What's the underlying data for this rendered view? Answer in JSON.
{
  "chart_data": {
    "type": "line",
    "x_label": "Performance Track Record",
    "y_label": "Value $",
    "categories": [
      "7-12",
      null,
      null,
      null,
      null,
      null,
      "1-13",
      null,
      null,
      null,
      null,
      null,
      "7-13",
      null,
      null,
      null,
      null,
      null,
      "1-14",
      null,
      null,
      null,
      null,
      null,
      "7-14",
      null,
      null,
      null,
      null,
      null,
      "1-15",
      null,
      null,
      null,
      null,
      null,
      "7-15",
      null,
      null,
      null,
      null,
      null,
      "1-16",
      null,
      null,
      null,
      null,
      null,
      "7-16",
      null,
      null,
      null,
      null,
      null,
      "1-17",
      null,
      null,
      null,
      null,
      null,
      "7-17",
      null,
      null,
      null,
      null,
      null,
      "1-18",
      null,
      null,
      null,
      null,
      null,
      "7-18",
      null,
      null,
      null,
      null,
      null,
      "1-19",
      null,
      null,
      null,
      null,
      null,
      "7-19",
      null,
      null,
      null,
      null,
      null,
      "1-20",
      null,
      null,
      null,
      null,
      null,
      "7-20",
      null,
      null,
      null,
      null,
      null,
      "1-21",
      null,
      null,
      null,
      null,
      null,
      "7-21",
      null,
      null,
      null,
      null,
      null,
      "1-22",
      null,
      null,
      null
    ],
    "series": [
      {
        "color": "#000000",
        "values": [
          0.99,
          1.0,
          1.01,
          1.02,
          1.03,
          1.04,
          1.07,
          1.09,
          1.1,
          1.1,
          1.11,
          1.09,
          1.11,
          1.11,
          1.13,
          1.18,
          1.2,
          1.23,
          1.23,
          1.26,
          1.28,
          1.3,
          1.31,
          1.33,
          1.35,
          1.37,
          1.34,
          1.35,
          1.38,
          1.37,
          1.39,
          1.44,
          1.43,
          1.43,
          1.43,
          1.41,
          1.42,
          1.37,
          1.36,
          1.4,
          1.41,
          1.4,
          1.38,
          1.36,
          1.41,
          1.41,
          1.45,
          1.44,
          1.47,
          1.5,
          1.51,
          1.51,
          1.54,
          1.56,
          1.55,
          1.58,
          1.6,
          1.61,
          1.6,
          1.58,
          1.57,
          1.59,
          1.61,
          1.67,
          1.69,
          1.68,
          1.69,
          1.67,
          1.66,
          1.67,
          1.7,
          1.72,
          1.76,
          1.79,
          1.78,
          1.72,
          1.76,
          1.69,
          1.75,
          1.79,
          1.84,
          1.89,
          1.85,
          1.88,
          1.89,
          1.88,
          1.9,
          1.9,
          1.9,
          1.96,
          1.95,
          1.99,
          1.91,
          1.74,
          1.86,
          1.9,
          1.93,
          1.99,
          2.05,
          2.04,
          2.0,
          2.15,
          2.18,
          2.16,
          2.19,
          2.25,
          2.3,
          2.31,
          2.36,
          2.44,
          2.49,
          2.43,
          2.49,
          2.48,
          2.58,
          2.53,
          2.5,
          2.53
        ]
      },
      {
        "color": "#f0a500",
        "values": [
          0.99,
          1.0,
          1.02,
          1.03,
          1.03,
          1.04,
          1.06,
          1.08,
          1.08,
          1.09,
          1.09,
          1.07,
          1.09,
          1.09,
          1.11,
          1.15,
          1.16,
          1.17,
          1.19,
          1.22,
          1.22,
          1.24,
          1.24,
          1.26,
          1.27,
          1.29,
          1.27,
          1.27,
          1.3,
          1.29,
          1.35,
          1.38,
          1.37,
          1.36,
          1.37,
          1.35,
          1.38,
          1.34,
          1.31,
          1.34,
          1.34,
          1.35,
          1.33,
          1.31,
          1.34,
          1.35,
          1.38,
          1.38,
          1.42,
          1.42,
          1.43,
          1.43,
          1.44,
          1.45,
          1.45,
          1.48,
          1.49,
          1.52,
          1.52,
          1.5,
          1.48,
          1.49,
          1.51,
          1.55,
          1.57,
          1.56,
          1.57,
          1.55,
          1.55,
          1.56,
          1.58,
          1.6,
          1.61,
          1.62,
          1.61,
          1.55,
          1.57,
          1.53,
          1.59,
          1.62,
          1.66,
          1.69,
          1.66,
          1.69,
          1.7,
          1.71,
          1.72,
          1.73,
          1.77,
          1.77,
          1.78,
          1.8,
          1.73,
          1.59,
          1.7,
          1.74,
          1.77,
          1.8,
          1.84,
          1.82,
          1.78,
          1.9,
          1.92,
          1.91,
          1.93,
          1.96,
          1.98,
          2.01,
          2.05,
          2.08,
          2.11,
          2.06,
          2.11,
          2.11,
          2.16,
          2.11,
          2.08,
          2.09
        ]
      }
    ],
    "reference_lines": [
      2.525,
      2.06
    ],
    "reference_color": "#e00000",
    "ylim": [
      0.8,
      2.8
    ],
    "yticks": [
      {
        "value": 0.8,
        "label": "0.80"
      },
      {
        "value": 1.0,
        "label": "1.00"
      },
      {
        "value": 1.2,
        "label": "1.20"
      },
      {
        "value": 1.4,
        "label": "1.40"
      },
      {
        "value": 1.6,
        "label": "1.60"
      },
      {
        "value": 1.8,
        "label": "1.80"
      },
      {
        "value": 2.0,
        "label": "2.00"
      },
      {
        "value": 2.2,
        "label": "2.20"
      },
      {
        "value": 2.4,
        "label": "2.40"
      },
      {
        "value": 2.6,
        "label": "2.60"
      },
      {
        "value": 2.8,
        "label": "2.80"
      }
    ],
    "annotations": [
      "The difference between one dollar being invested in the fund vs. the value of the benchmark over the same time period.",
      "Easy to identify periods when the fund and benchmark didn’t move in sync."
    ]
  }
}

Challenge
List each line holding the string "benchmark".

Written solution
      "The difference between one dollar being invested in the fund vs. the value of the benchmark over the same time period.",
      "Easy to identify periods when the fund and benchmark didn’t move in sync."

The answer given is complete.